- **Exercise requirements**:
Scan the material below for the string "пропустить", and copy every line where it shows up.

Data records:
■ ■ ■ ■

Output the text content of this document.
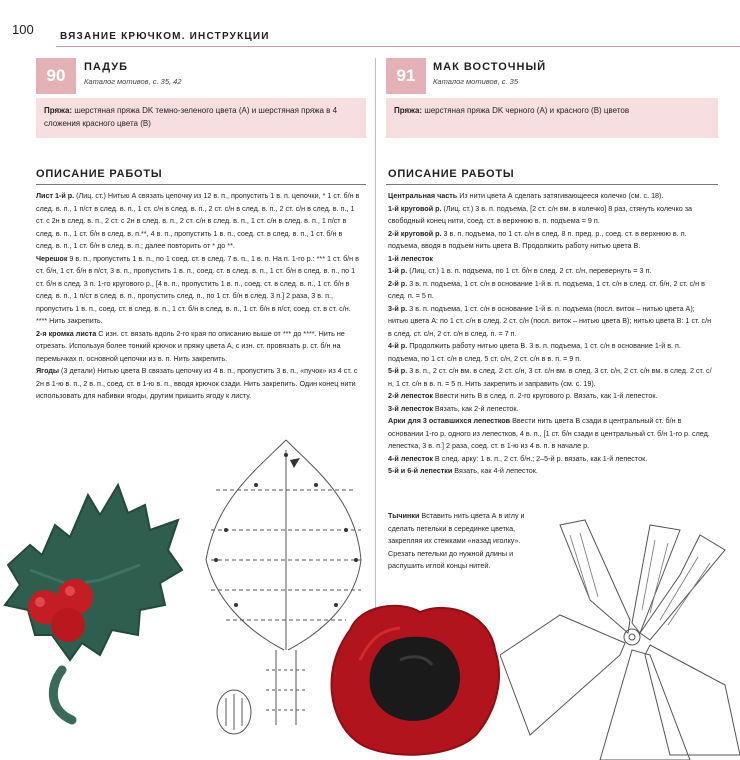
100	ВЯЗАНИЕ КРЮЧКОМ. ИНСТРУКЦИИ
90	ПАДУБ
Каталог мотивов, с. 35, 42
Пряжа: шерстяная пряжа DK темно-зеленого цвета (А) и шерстяная пряжа в 4 сложения красного цвета (В)
ОПИСАНИЕ РАБОТЫ

Лист 1-й р. (Лиц. ст.) Нитью А связать цепочку из 12 в. п., пропустить 1 в. п. цепочки, * 1 ст. б/н в след. в. п., 1 п/ст в след. в. п., 1 ст. с/н в след. в. п., 2 ст. с/н в след. в. п., 2 ст. с/н в след. в. п., 1 ст. с 2н в след. в. п., 2 ст. с 2н в след. в. п., 2 ст. с/н в след. в. п., 1 ст. с/н в след. в. п., 1 п/ст в след. в. п., 1 ст. б/н в след. в. п.**, 4 в. п., пропустить 1 в. п., соед. ст. в след. в. п., 1 ст. б/н в след. в. п., 1 ст. б/н в след. в. п.; далее повторить от * до **.

Черешок 9 в. п., пропустить 1 в. п., по 1 соед. ст. в след. 7 в. п., 1 в. п. На п. 1-го р.: *** 1 ст. б/н в ст. б/н, 1 ст. б/н в п/ст, 3 в. п., пропустить 1 в. п., соед. ст. в след. в. п., 1 ст. б/н в след. в. п., по 1 ст. б/н в след. 3 п. 1-го кругового р., [4 в. п., пропустить 1 в. п., соед. ст. в след. в. п., 1 ст. б/н в след. в. п., 1 п/ст в след. в. п., пропустить след. п., по 1 ст. б/н в след. 3 п.] 2 раза, 3 в. п., пропустить 1 в. п., соед. ст. в след. в. п., 1 ст. б/н в след. в. п., 1 ст. б/н в п/ст, соед. ст. в ст. с/н. **** Нить закрепить.

2-я кромка листа С изн. ст. вязать вдоль 2-го края по описанию выше от *** до ****. Нить не отрезать. Используя более тонкий крючок и пряжу цвета А, с изн. ст. провязать р. ст. б/н на перемычках п. основной цепочки из в. п. Нить закрепить.

Ягоды (3 детали) Нитью цвета В связать цепочку из 4 в. п., пропустить 3 в. п., «пучок» из 4 ст. с 2н в 1-ю в. п., 2 в. п., соед. ст. в 1-ю в. п., вводя крючок сзади. Нить закрепить. Один конец нити использовать для набивки ягоды, другим пришить ягоду к листу.

91	МАК ВОСТОЧНЫЙ
Каталог мотивов, с. 35
Пряжа: шерстяная пряжа DK черного (А) и красного (В) цветов
ОПИСАНИЕ РАБОТЫ

Центральная часть Из нити цвета А сделать затягивающееся колечко (см. с. 18).

1-й круговой р. (Лиц. ст.) 3 в. п. подъема, [2 ст. с/н вм. в колечко] 8 раз, стянуть колечко за свободный конец нити, соед. ст. в верхнюю в. п. подъема = 9 п.

2-й круговой р. 3 в. п. подъема, по 1 ст. с/н в след. 8 п. пред. р., соед. ст. в верхнюю в. п. подъема, вводя в подъем нить цвета В. Продолжить работу нитью цвета В.

1-й лепесток

1-й р. (Лиц. ст.) 1 в. п. подъема, по 1 ст. б/н в след. 2 ст. с/н, перевернуть = 3 п.

2-й р. 3 в. п. подъема, 1 ст. с/н в основание 1-й в. п. подъема, 1 ст. с/н в след. ст. б/н, 2 ст. с/н в след. п. = 5 п.

3-й р. 3 в. п. подъема, 1 ст. с/н в основание 1-й в. п. подъема (посл. виток – нитью цвета А); нитью цвета А: по 1 ст. с/н в след. 2 ст. с/н (посл. виток – нитью цвета В); нитью цвета В: 1 ст. с/н в след. ст. с/н, 2 ст. с/н в след. п. = 7 п.

4-й р. Продолжить работу нитью цвета В. 3 в. п. подъема, 1 ст. с/н в основание 1-й в. п. подъема, по 1 ст. с/н в след. 5 ст. с/н, 2 ст. с/н в в. п. = 9 п.

5-й р. 3 в. п., 2 ст. с/н вм. в след. 2 ст. с/н, 3 ст. с/н вм. в след. 3 ст. с/н, 2 ст. с/н вм. в след. 2 ст. с/н, 1 ст. с/н в в. п. = 5 п. Нить закрепить и заправить (см. с. 19).

2-й лепесток Ввести нить В в след. п. 2-го кругового р. Вязать, как 1-й лепесток.

3-й лепесток Вязать, как 2-й лепесток.

Арки для 3 оставшихся лепестков Ввести нить цвета В сзади в центральный ст. б/н в основании 1-го р. одного из лепестков, 4 в. п., [1 ст. б/н сзади в центральный ст. б/н 1-го р. след. лепестка, 3 в. п.] 2 раза, соед. ст. в 1-ю из 4 в. п. в начале р.

4-й лепесток В след. арку: 1 в. п., 2 ст. б/н.; 2–5-й р. вязать, как 1-й лепесток.

5-й и 6-й лепестки Вязать, как 4-й лепесток.

Тычинки Вставить нить цвета А в иглу и сделать петельки в серединке цветка, закрепляя их стежками «назад иголку». Срезать петельки до нужной длины и распушить иглой концы нитей.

■ ■ ■ ■

- **Reply**:
Лист 1-й р. (Лиц. ст.) Нитью А связать цепочку из 12 в. п., пропустить 1 в. п. цепочки, * 1 ст. б/н в след. в. п., 1 п/ст в след. в. п., 1 ст. с/н в след. в. п., 2 ст. с/н в след. в. п., 2 ст. с/н в след. в. п., 1 ст. с 2н в след. в. п., 2 ст. с 2н в след. в. п., 2 ст. с/н в след. в. п., 1 ст. с/н в след. в. п., 1 п/ст в след. в. п., 1 ст. б/н в след. в. п.**, 4 в. п., пропустить 1 в. п., соед. ст. в след. в. п., 1 ст. б/н в след. в. п., 1 ст. б/н в след. в. п.; далее повторить от * до **.
Черешок 9 в. п., пропустить 1 в. п., по 1 соед. ст. в след. 7 в. п., 1 в. п. На п. 1-го р.: *** 1 ст. б/н в ст. б/н, 1 ст. б/н в п/ст, 3 в. п., пропустить 1 в. п., соед. ст. в след. в. п., 1 ст. б/н в след. в. п., по 1 ст. б/н в след. 3 п. 1-го кругового р., [4 в. п., пропустить 1 в. п., соед. ст. в след. в. п., 1 ст. б/н в след. в. п., 1 п/ст в след. в. п., пропустить след. п., по 1 ст. б/н в след. 3 п.] 2 раза, 3 в. п., пропустить 1 в. п., соед. ст. в след. в. п., 1 ст. б/н в след. в. п., 1 ст. б/н в п/ст, соед. ст. в ст. с/н. **** Нить закрепить.
Ягоды (3 детали) Нитью цвета В связать цепочку из 4 в. п., пропустить 3 в. п., «пучок» из 4 ст. с 2н в 1-ю в. п., 2 в. п., соед. ст. в 1-ю в. п., вводя крючок сзади. Нить закрепить. Один конец нити использовать для набивки ягоды, другим пришить ягоду к листу.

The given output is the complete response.